→ **Aufgabe**
Was gilt laut dem Text über Datenstrukturen in R für den Datentyp aller Elemente eines atomic vector?

→ **Ausgewählte Textstelle**
※ ※ ※

Rmd

Die Ausführungen orientieren sich an Wickham (2014)

Data structures

d Homogeneous Heterogeneous
1d Atomic vector List
2d Matrix Data frame
nd Array

Vector, (atomic) vector

Alle Elemente eines atomic vector haben denselben Datentyp

dbl_var <- c(1, 2.5, 4.5)
# With the L suffix, you get an integer rather than a double 
int_var <- c(1L, 6L, 10L)
# Use TRUE and FALSE (or T and F) to create logical vectors 
log_var <- c(TRUE, FALSE, T, F)
chr_var <- c("these are", "some strings")

logical vectors

# Use TRUE and FALSE (or T and F) to create logical vectors 
log_var <- c(TRUE, FALSE, T, F)
# FALSE is 0, TRUE is 0 when coerced to an integer
as.numeric(log_var)
## [1] 1 0 1 0
# so useful calculations become possible
# number of TRUEs
sum(log_var)
## [1] 2
# proportion that are TRUE
mean(log_var)
## [1] 0.5

Liste list

Listen sind Vektoren, dessen Elemente nicht den gleichen Datentyp haben müssen. Die Elemente einer List müssen nicht vom gleichen Datentyp sein. Elemente einer Liste können wieder Vektoren oder auch Listen sein. Die Elemente einer Liste müssen nicht die gleiche Länge haben, wie bei Dataframes.

※ ※ ※

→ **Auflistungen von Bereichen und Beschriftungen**
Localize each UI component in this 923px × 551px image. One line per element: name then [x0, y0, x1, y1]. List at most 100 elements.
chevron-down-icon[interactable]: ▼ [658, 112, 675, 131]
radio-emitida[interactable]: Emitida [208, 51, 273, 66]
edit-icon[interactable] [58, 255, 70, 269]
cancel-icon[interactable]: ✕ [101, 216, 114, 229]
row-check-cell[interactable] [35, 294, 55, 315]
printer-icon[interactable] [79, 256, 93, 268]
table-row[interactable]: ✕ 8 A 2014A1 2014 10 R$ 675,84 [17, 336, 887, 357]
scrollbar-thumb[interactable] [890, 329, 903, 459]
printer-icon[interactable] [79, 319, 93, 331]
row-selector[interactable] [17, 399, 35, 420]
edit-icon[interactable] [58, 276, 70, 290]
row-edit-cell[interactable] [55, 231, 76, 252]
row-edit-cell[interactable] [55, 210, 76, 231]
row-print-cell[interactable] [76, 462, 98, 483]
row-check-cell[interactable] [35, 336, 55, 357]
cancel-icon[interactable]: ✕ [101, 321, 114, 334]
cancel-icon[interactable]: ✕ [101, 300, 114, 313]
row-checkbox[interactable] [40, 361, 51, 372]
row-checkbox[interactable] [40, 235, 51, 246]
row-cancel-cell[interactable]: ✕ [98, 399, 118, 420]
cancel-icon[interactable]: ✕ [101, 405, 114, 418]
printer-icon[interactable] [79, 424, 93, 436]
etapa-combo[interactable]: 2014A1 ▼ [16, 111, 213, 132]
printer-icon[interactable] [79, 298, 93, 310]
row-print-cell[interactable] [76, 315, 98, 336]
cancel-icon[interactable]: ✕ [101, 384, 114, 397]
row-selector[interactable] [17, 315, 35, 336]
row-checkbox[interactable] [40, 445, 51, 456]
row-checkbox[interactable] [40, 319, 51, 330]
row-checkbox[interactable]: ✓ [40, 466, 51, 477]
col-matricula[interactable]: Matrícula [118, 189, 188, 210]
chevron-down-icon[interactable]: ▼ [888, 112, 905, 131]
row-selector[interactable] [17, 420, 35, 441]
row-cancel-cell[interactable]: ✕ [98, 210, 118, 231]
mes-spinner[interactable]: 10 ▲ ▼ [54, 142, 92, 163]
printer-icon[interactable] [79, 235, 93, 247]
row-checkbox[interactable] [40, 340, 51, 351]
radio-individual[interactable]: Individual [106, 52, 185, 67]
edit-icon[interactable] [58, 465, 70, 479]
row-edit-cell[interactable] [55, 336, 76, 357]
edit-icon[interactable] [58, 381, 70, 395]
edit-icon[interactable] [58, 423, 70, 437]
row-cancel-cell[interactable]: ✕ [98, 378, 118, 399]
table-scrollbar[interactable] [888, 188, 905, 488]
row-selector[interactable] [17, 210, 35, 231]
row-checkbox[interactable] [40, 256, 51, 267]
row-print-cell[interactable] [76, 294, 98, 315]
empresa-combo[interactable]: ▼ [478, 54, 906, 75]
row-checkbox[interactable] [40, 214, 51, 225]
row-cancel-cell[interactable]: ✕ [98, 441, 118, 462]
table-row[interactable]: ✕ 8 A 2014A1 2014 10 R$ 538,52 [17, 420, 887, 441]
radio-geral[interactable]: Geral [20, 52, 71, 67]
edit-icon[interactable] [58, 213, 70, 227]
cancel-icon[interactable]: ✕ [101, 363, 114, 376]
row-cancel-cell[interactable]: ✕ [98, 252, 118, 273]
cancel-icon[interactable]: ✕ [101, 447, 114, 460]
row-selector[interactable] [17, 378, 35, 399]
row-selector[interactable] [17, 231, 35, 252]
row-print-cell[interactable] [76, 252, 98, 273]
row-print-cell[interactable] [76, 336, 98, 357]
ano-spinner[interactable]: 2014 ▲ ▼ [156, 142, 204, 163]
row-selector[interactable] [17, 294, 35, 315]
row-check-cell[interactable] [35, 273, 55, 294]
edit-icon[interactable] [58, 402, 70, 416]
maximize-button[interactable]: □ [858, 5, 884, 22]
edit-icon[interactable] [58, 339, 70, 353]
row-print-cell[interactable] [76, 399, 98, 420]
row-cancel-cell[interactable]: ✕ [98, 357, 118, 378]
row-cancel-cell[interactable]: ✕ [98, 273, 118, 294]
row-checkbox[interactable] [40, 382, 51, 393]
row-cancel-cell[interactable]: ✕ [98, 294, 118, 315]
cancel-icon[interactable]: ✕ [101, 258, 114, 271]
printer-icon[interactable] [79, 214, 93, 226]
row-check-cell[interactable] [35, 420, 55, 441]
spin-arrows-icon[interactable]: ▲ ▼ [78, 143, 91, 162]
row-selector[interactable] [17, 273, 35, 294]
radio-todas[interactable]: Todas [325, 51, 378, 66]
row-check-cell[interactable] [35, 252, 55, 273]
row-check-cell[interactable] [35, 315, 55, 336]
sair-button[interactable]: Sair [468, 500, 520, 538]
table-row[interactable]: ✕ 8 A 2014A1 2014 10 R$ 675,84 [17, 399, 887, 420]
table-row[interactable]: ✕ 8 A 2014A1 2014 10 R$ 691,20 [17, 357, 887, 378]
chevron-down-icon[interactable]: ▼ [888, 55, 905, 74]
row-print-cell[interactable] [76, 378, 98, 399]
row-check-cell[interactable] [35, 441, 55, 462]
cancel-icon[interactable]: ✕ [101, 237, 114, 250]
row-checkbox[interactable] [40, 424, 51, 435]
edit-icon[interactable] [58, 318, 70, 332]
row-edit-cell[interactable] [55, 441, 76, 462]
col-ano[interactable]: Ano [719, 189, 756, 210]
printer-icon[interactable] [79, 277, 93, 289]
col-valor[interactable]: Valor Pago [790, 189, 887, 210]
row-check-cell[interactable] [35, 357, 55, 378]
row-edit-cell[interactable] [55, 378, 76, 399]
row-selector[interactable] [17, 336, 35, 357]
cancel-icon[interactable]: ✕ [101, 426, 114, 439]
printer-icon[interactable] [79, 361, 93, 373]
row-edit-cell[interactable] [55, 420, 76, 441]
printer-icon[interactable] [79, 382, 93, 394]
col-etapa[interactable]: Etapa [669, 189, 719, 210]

※ ※ ※

→ **Antwort**
Alle Elemente eines atomic vector haben denselben Datentyp.